### Exercise directions
Copy out, from the entries below, each line that holds the string "Where".

Data items:

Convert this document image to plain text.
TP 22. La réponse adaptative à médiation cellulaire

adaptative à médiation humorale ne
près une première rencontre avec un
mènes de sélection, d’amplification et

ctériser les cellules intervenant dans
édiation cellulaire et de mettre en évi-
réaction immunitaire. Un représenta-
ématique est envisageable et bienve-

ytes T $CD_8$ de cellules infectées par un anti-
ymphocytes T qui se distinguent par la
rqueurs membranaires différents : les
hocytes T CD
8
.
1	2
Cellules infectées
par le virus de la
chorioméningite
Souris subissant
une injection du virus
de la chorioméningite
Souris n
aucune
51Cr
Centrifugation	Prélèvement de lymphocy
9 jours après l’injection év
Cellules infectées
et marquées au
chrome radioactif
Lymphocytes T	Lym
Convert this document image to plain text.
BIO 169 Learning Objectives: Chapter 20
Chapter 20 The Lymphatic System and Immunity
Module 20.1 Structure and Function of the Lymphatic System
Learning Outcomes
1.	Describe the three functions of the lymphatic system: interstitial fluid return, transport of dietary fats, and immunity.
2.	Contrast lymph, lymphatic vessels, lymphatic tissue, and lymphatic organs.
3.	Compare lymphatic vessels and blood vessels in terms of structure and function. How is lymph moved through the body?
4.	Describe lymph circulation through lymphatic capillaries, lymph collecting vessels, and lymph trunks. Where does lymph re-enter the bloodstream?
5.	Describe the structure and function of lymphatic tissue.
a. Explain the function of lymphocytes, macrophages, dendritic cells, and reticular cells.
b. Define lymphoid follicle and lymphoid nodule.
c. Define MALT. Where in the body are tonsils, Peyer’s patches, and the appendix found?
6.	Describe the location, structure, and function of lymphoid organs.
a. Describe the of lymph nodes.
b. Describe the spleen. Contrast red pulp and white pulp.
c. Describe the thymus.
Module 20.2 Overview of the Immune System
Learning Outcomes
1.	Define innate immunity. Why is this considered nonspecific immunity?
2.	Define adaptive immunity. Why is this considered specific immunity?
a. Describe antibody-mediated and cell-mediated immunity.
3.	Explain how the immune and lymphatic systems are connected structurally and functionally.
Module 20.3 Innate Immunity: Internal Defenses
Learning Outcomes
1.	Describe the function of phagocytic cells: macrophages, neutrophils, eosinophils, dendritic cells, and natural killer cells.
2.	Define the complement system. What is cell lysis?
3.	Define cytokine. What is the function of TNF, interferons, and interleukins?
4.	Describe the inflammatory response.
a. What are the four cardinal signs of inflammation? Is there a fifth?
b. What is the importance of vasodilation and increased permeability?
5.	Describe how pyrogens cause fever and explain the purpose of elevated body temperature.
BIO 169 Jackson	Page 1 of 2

### Result
4.	Describe lymph circulation through lymphatic capillaries, lymph collecting vessels, and lymph trunks. Where does lymph re-enter the bloodstream?
c. Define MALT. Where in the body are tonsils, Peyer’s patches, and the appendix found?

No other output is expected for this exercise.